• What is required: Check every line of the material below for the string "установления", and return the ones that have it.

• Supplied material:
[start]

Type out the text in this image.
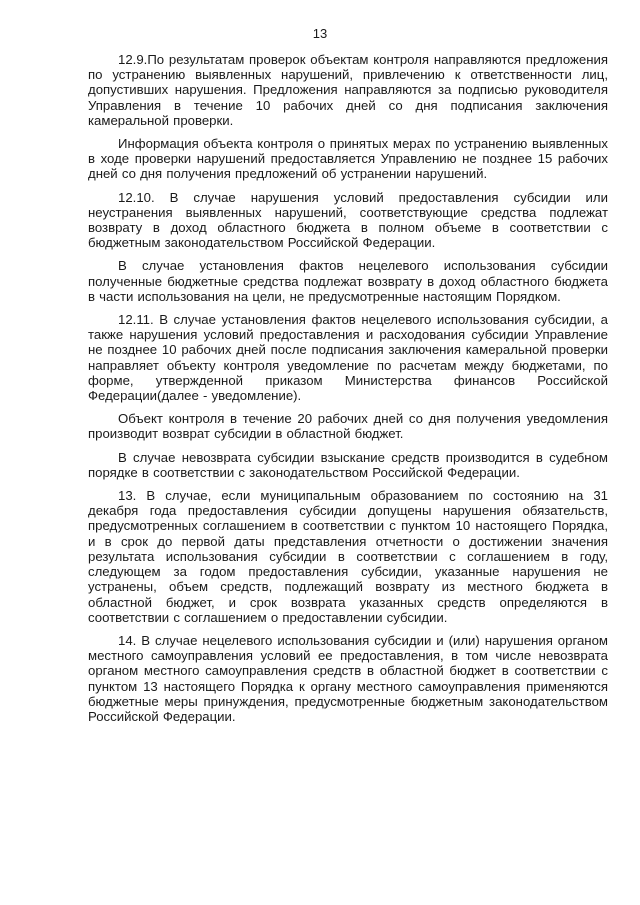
13

12.9.По результатам проверок объектам контроля направляются предложения по устранению выявленных нарушений, привлечению к ответственности лиц, допустивших нарушения. Предложения направляются за подписью руководителя Управления в течение 10 рабочих дней со дня подписания заключения камеральной проверки.

Информация объекта контроля о принятых мерах по устранению выявленных в ходе проверки нарушений предоставляется Управлению не позднее 15 рабочих дней со дня получения предложений об устранении нарушений.

12.10. В случае нарушения условий предоставления субсидии или неустранения выявленных нарушений, соответствующие средства подлежат возврату в доход областного бюджета в полном объеме в соответствии с бюджетным законодательством Российской Федерации.

В случае установления фактов нецелевого использования субсидии полученные бюджетные средства подлежат возврату в доход областного бюджета в части использования на цели, не предусмотренные настоящим Порядком.

12.11. В случае установления фактов нецелевого использования субсидии, а также нарушения условий предоставления и расходования субсидии Управление не позднее 10 рабочих дней после подписания заключения камеральной проверки направляет объекту контроля уведомление по расчетам между бюджетами, по форме, утвержденной приказом Министерства финансов Российской Федерации(далее - уведомление).

Объект контроля в течение 20 рабочих дней со дня получения уведомления производит возврат субсидии в областной бюджет.

В случае невозврата субсидии взыскание средств производится в судебном порядке в соответствии с законодательством Российской Федерации.

13. В случае, если муниципальным образованием по состоянию на 31 декабря года предоставления субсидии допущены нарушения обязательств, предусмотренных соглашением в соответствии с пунктом 10 настоящего Порядка, и в срок до первой даты представления отчетности о достижении значения результата использования субсидии в соответствии с соглашением в году, следующем за годом предоставления субсидии, указанные нарушения не устранены, объем средств, подлежащий возврату из местного бюджета в областной бюджет, и срок возврата указанных средств определяются в соответствии с соглашением о предоставлении субсидии.

14. В случае нецелевого использования субсидии и (или) нарушения органом местного самоуправления условий ее предоставления, в том числе невозврата органом местного самоуправления средств в областной бюджет в соответствии с пунктом 13 настоящего Порядка к органу местного самоуправления применяются бюджетные меры принуждения, предусмотренные бюджетным законодательством Российской Федерации.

[end]

• The output:
В случае установления фактов нецелевого использования субсидии полученные бюджетные средства подлежат возврату в доход областного бюджета в части использования на цели, не предусмотренные настоящим Порядком.
12.11. В случае установления фактов нецелевого использования субсидии, а также нарушения условий предоставления и расходования субсидии Управление не позднее 10 рабочих дней после подписания заключения камеральной проверки направляет объекту контроля уведомление по расчетам между бюджетами, по форме, утвержденной приказом Министерства финансов Российской Федерации(далее - уведомление).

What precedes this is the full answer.